What to do
Reproduce every entry exactly as shown.

Task input
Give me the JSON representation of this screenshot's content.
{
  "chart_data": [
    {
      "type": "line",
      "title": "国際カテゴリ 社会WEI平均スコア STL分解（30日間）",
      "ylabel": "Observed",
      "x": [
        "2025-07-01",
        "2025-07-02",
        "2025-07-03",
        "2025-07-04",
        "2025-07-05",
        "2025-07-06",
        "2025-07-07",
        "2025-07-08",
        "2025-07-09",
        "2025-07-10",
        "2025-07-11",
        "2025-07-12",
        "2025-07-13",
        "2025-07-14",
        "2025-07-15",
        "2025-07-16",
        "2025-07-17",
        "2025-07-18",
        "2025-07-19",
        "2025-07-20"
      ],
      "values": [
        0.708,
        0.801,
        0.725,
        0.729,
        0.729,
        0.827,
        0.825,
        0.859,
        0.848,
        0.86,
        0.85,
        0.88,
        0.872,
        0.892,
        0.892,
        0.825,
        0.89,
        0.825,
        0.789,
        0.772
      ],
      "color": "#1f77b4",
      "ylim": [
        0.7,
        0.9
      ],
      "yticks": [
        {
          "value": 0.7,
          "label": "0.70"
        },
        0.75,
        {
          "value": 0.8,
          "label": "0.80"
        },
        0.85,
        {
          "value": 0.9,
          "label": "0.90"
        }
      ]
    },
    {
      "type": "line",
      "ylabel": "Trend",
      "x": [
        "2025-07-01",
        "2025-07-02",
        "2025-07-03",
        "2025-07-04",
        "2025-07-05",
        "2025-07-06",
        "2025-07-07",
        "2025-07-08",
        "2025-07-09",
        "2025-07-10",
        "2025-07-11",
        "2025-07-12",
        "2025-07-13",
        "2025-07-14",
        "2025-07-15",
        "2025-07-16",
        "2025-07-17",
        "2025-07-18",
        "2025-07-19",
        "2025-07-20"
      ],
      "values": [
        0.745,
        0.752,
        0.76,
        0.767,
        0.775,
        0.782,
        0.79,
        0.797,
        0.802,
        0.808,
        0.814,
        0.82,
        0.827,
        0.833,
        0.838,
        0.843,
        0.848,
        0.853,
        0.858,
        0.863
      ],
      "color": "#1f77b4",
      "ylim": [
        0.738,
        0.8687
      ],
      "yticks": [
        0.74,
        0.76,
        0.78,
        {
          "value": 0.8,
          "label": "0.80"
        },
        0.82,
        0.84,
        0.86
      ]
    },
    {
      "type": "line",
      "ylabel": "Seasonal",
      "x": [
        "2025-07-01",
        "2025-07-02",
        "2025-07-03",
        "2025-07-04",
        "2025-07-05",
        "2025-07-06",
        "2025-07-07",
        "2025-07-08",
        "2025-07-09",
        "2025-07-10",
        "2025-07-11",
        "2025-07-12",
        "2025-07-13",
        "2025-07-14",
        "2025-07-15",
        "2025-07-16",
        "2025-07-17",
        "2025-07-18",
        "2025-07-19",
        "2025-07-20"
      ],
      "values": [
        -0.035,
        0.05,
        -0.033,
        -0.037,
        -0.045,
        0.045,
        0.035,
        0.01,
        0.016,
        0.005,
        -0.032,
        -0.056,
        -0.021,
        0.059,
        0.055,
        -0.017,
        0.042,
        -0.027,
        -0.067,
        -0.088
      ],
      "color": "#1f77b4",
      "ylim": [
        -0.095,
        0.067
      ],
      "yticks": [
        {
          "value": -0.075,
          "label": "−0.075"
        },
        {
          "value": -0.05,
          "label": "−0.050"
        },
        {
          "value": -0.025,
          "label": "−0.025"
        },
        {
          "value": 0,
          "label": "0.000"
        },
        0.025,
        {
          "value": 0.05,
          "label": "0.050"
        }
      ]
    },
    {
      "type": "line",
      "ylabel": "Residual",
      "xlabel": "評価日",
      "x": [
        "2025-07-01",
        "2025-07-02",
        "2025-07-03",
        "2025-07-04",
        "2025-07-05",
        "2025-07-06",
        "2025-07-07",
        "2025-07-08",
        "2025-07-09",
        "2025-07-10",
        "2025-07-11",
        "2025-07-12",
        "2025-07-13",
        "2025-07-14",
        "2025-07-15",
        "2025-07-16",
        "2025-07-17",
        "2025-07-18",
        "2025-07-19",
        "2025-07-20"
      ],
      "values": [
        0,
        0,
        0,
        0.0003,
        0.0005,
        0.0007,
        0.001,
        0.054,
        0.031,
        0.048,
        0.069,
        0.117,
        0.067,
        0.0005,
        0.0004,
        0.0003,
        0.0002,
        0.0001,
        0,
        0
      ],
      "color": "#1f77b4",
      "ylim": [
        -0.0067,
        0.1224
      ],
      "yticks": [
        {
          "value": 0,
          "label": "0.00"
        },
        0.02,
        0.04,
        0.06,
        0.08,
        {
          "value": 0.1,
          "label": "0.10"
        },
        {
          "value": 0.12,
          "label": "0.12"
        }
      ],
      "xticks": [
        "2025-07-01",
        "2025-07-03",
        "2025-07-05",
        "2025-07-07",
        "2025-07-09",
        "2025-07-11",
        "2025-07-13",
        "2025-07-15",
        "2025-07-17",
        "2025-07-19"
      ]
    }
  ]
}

Exercise solution
Give me the JSON representation of this screenshot's content.
{
  "chart_data": [
    {
      "type": "line",
      "title": "国際カテゴリ 社会WEI平均スコア STL分解（30日間）",
      "ylabel": "Observed",
      "x": [
        "2025-07-01",
        "2025-07-02",
        "2025-07-03",
        "2025-07-04",
        "2025-07-05",
        "2025-07-06",
        "2025-07-07",
        "2025-07-08",
        "2025-07-09",
        "2025-07-10",
        "2025-07-11",
        "2025-07-12",
        "2025-07-13",
        "2025-07-14",
        "2025-07-15",
        "2025-07-16",
        "2025-07-17",
        "2025-07-18",
        "2025-07-19",
        "2025-07-20"
      ],
      "values": [
        0.708,
        0.801,
        0.725,
        0.729,
        0.729,
        0.827,
        0.825,
        0.859,
        0.848,
        0.86,
        0.85,
        0.88,
        0.872,
        0.892,
        0.892,
        0.825,
        0.89,
        0.825,
        0.789,
        0.772
      ],
      "color": "#1f77b4",
      "ylim": [
        0.7,
        0.9
      ],
      "yticks": [
        {
          "value": 0.7,
          "label": "0.70"
        },
        0.75,
        {
          "value": 0.8,
          "label": "0.80"
        },
        0.85,
        {
          "value": 0.9,
          "label": "0.90"
        }
      ]
    },
    {
      "type": "line",
      "ylabel": "Trend",
      "x": [
        "2025-07-01",
        "2025-07-02",
        "2025-07-03",
        "2025-07-04",
        "2025-07-05",
        "2025-07-06",
        "2025-07-07",
        "2025-07-08",
        "2025-07-09",
        "2025-07-10",
        "2025-07-11",
        "2025-07-12",
        "2025-07-13",
        "2025-07-14",
        "2025-07-15",
        "2025-07-16",
        "2025-07-17",
        "2025-07-18",
        "2025-07-19",
        "2025-07-20"
      ],
      "values": [
        0.745,
        0.752,
        0.76,
        0.767,
        0.775,
        0.782,
        0.79,
        0.797,
        0.802,
        0.808,
        0.814,
        0.82,
        0.827,
        0.833,
        0.838,
        0.843,
        0.848,
        0.853,
        0.858,
        0.863
      ],
      "color": "#1f77b4",
      "ylim": [
        0.738,
        0.8687
      ],
      "yticks": [
        0.74,
        0.76,
        0.78,
        {
          "value": 0.8,
          "label": "0.80"
        },
        0.82,
        0.84,
        0.86
      ]
    },
    {
      "type": "line",
      "ylabel": "Seasonal",
      "x": [
        "2025-07-01",
        "2025-07-02",
        "2025-07-03",
        "2025-07-04",
        "2025-07-05",
        "2025-07-06",
        "2025-07-07",
        "2025-07-08",
        "2025-07-09",
        "2025-07-10",
        "2025-07-11",
        "2025-07-12",
        "2025-07-13",
        "2025-07-14",
        "2025-07-15",
        "2025-07-16",
        "2025-07-17",
        "2025-07-18",
        "2025-07-19",
        "2025-07-20"
      ],
      "values": [
        -0.035,
        0.05,
        -0.033,
        -0.037,
        -0.045,
        0.045,
        0.035,
        0.01,
        0.016,
        0.005,
        -0.032,
        -0.056,
        -0.021,
        0.059,
        0.055,
        -0.017,
        0.042,
        -0.027,
        -0.067,
        -0.088
      ],
      "color": "#1f77b4",
      "ylim": [
        -0.095,
        0.067
      ],
      "yticks": [
        {
          "value": -0.075,
          "label": "−0.075"
        },
        {
          "value": -0.05,
          "label": "−0.050"
        },
        {
          "value": -0.025,
          "label": "−0.025"
        },
        {
          "value": 0,
          "label": "0.000"
        },
        0.025,
        {
          "value": 0.05,
          "label": "0.050"
        }
      ]
    },
    {
      "type": "line",
      "ylabel": "Residual",
      "xlabel": "評価日",
      "x": [
        "2025-07-01",
        "2025-07-02",
        "2025-07-03",
        "2025-07-04",
        "2025-07-05",
        "2025-07-06",
        "2025-07-07",
        "2025-07-08",
        "2025-07-09",
        "2025-07-10",
        "2025-07-11",
        "2025-07-12",
        "2025-07-13",
        "2025-07-14",
        "2025-07-15",
        "2025-07-16",
        "2025-07-17",
        "2025-07-18",
        "2025-07-19",
        "2025-07-20"
      ],
      "values": [
        0,
        0,
        0,
        0.0003,
        0.0005,
        0.0007,
        0.001,
        0.054,
        0.031,
        0.048,
        0.069,
        0.117,
        0.067,
        0.0005,
        0.0004,
        0.0003,
        0.0002,
        0.0001,
        0,
        0
      ],
      "color": "#1f77b4",
      "ylim": [
        -0.0067,
        0.1224
      ],
      "yticks": [
        {
          "value": 0,
          "label": "0.00"
        },
        0.02,
        0.04,
        0.06,
        0.08,
        {
          "value": 0.1,
          "label": "0.10"
        },
        {
          "value": 0.12,
          "label": "0.12"
        }
      ],
      "xticks": [
        "2025-07-01",
        "2025-07-03",
        "2025-07-05",
        "2025-07-07",
        "2025-07-09",
        "2025-07-11",
        "2025-07-13",
        "2025-07-15",
        "2025-07-17",
        "2025-07-19"
      ]
    }
  ]
}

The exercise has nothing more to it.